* Saved entries

┌──

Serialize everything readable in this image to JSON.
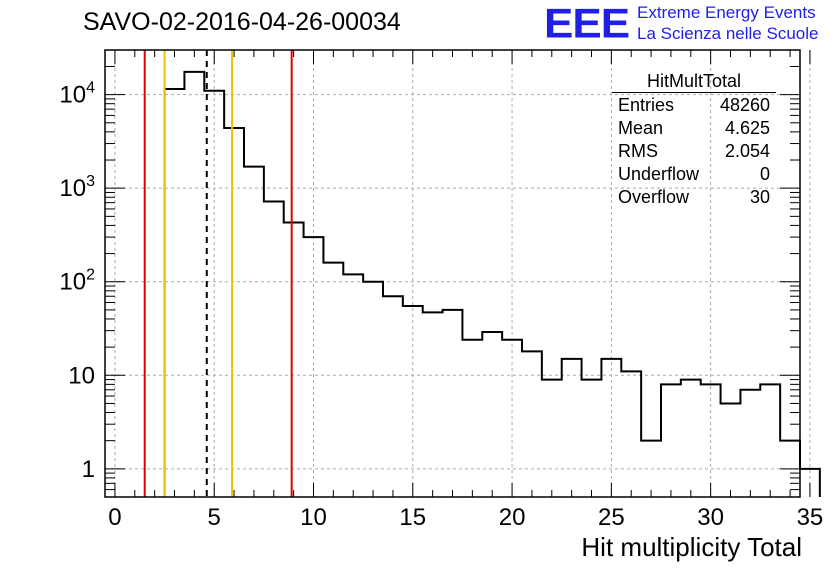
{
  "title": "SAVO-02-2016-04-26-00034",
  "logo": {
    "mark": "EEE",
    "line1": "Extreme Energy Events",
    "line2": "La Scienza nelle Scuole",
    "color": "#1f1fe8"
  },
  "stats_box": {
    "title": "HitMultTotal",
    "rows": [
      {
        "label": "Entries",
        "value": "48260"
      },
      {
        "label": "Mean",
        "value": "4.625"
      },
      {
        "label": "RMS",
        "value": "2.054"
      },
      {
        "label": "Underflow",
        "value": "0"
      },
      {
        "label": "Overflow",
        "value": "30"
      }
    ]
  },
  "chart_data": {
    "type": "histogram",
    "title": "SAVO-02-2016-04-26-00034",
    "xlabel": "Hit multiplicity Total",
    "ylabel": "",
    "xlim": [
      -0.5,
      34.5
    ],
    "ylim": [
      0.5,
      30000
    ],
    "yscale": "log",
    "grid": true,
    "bin_width": 1,
    "bin_start": 2.5,
    "counts": [
      11500,
      17500,
      11000,
      4400,
      1700,
      720,
      430,
      300,
      160,
      120,
      100,
      70,
      55,
      47,
      50,
      24,
      29,
      24,
      18,
      9,
      15,
      9,
      15,
      11,
      2,
      8,
      9,
      8,
      5,
      7,
      8,
      2,
      1
    ],
    "x_ticks": [
      0,
      5,
      10,
      15,
      20,
      25,
      30,
      35
    ],
    "x_tick_labels": [
      "0",
      "5",
      "10",
      "15",
      "20",
      "25",
      "30",
      "35"
    ],
    "y_ticks": [
      1,
      10,
      100,
      1000,
      10000
    ],
    "y_tick_labels": [
      "1",
      "10",
      "10^2",
      "10^3",
      "10^4"
    ],
    "vertical_lines": [
      {
        "x": 1.5,
        "color": "#e00000",
        "style": "solid"
      },
      {
        "x": 2.5,
        "color": "#f0c000",
        "style": "solid"
      },
      {
        "x": 4.625,
        "color": "#000000",
        "style": "dashed"
      },
      {
        "x": 5.9,
        "color": "#f0c000",
        "style": "solid"
      },
      {
        "x": 8.9,
        "color": "#e00000",
        "style": "solid"
      }
    ]
  }
}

└──

* DO THIS
Repeat the data in full and exactly. Omit pictures.

* TASK ANSWER
Serialize everything readable in this image to JSON.
{
  "title": "SAVO-02-2016-04-26-00034",
  "logo": {
    "mark": "EEE",
    "line1": "Extreme Energy Events",
    "line2": "La Scienza nelle Scuole",
    "color": "#1f1fe8"
  },
  "stats_box": {
    "title": "HitMultTotal",
    "rows": [
      {
        "label": "Entries",
        "value": "48260"
      },
      {
        "label": "Mean",
        "value": "4.625"
      },
      {
        "label": "RMS",
        "value": "2.054"
      },
      {
        "label": "Underflow",
        "value": "0"
      },
      {
        "label": "Overflow",
        "value": "30"
      }
    ]
  },
  "chart_data": {
    "type": "histogram",
    "title": "SAVO-02-2016-04-26-00034",
    "xlabel": "Hit multiplicity Total",
    "ylabel": "",
    "xlim": [
      -0.5,
      34.5
    ],
    "ylim": [
      0.5,
      30000
    ],
    "yscale": "log",
    "grid": true,
    "bin_width": 1,
    "bin_start": 2.5,
    "counts": [
      11500,
      17500,
      11000,
      4400,
      1700,
      720,
      430,
      300,
      160,
      120,
      100,
      70,
      55,
      47,
      50,
      24,
      29,
      24,
      18,
      9,
      15,
      9,
      15,
      11,
      2,
      8,
      9,
      8,
      5,
      7,
      8,
      2,
      1
    ],
    "x_ticks": [
      0,
      5,
      10,
      15,
      20,
      25,
      30,
      35
    ],
    "x_tick_labels": [
      "0",
      "5",
      "10",
      "15",
      "20",
      "25",
      "30",
      "35"
    ],
    "y_ticks": [
      1,
      10,
      100,
      1000,
      10000
    ],
    "y_tick_labels": [
      "1",
      "10",
      "10^2",
      "10^3",
      "10^4"
    ],
    "vertical_lines": [
      {
        "x": 1.5,
        "color": "#e00000",
        "style": "solid"
      },
      {
        "x": 2.5,
        "color": "#f0c000",
        "style": "solid"
      },
      {
        "x": 4.625,
        "color": "#000000",
        "style": "dashed"
      },
      {
        "x": 5.9,
        "color": "#f0c000",
        "style": "solid"
      },
      {
        "x": 8.9,
        "color": "#e00000",
        "style": "solid"
      }
    ]
  }
}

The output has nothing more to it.